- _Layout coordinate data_

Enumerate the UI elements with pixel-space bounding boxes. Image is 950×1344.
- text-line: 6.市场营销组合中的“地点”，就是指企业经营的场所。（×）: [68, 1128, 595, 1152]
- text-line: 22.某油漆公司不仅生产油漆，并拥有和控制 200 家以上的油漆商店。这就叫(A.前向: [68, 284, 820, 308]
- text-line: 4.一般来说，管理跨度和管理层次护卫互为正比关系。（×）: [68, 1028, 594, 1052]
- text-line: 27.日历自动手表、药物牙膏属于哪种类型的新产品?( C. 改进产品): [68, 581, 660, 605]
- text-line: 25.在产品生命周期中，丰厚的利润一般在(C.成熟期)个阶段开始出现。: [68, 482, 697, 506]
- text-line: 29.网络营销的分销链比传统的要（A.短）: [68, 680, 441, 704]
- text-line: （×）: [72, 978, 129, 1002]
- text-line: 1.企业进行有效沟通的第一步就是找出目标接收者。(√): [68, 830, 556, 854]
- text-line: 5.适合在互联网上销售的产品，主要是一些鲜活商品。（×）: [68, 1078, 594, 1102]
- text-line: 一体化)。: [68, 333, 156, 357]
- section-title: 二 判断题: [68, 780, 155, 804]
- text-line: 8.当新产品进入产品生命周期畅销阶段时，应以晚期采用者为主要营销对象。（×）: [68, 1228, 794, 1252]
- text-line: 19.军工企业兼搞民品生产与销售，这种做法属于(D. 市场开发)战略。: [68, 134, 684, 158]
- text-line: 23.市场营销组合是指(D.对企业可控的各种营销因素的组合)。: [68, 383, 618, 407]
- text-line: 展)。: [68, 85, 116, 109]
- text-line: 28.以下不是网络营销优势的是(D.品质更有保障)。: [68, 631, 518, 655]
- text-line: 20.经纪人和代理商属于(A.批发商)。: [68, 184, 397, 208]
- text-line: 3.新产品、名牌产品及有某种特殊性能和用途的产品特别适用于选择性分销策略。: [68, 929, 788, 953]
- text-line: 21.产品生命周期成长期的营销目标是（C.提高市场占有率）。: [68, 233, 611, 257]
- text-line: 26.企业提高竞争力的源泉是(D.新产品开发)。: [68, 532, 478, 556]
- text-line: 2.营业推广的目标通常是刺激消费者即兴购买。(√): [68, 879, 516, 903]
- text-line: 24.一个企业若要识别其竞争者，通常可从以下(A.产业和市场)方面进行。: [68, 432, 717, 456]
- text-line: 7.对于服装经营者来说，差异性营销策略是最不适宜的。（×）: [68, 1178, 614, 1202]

- _Direction_
Update the items by changing "text-line" to "text_line" everywhere it appears, keeping every other character the same.

- _Solution for this problem_
Enumerate the UI elements with pixel-space bounding boxes. Image is 950×1344.
- text_line: 6.市场营销组合中的“地点”，就是指企业经营的场所。（×）: [68, 1128, 595, 1152]
- text_line: 22.某油漆公司不仅生产油漆，并拥有和控制 200 家以上的油漆商店。这就叫(A.前向: [68, 284, 820, 308]
- text_line: 4.一般来说，管理跨度和管理层次护卫互为正比关系。（×）: [68, 1028, 594, 1052]
- text_line: 27.日历自动手表、药物牙膏属于哪种类型的新产品?( C. 改进产品): [68, 581, 660, 605]
- text_line: 25.在产品生命周期中，丰厚的利润一般在(C.成熟期)个阶段开始出现。: [68, 482, 697, 506]
- text_line: 29.网络营销的分销链比传统的要（A.短）: [68, 680, 441, 704]
- text_line: （×）: [72, 978, 129, 1002]
- text_line: 1.企业进行有效沟通的第一步就是找出目标接收者。(√): [68, 830, 556, 854]
- text_line: 5.适合在互联网上销售的产品，主要是一些鲜活商品。（×）: [68, 1078, 594, 1102]
- text_line: 一体化)。: [68, 333, 156, 357]
- section-title: 二 判断题: [68, 780, 155, 804]
- text_line: 8.当新产品进入产品生命周期畅销阶段时，应以晚期采用者为主要营销对象。（×）: [68, 1228, 794, 1252]
- text_line: 19.军工企业兼搞民品生产与销售，这种做法属于(D. 市场开发)战略。: [68, 134, 684, 158]
- text_line: 23.市场营销组合是指(D.对企业可控的各种营销因素的组合)。: [68, 383, 618, 407]
- text_line: 展)。: [68, 85, 116, 109]
- text_line: 28.以下不是网络营销优势的是(D.品质更有保障)。: [68, 631, 518, 655]
- text_line: 20.经纪人和代理商属于(A.批发商)。: [68, 184, 397, 208]
- text_line: 3.新产品、名牌产品及有某种特殊性能和用途的产品特别适用于选择性分销策略。: [68, 929, 788, 953]
- text_line: 21.产品生命周期成长期的营销目标是（C.提高市场占有率）。: [68, 233, 611, 257]
- text_line: 26.企业提高竞争力的源泉是(D.新产品开发)。: [68, 532, 478, 556]
- text_line: 2.营业推广的目标通常是刺激消费者即兴购买。(√): [68, 879, 516, 903]
- text_line: 24.一个企业若要识别其竞争者，通常可从以下(A.产业和市场)方面进行。: [68, 432, 717, 456]
- text_line: 7.对于服装经营者来说，差异性营销策略是最不适宜的。（×）: [68, 1178, 614, 1202]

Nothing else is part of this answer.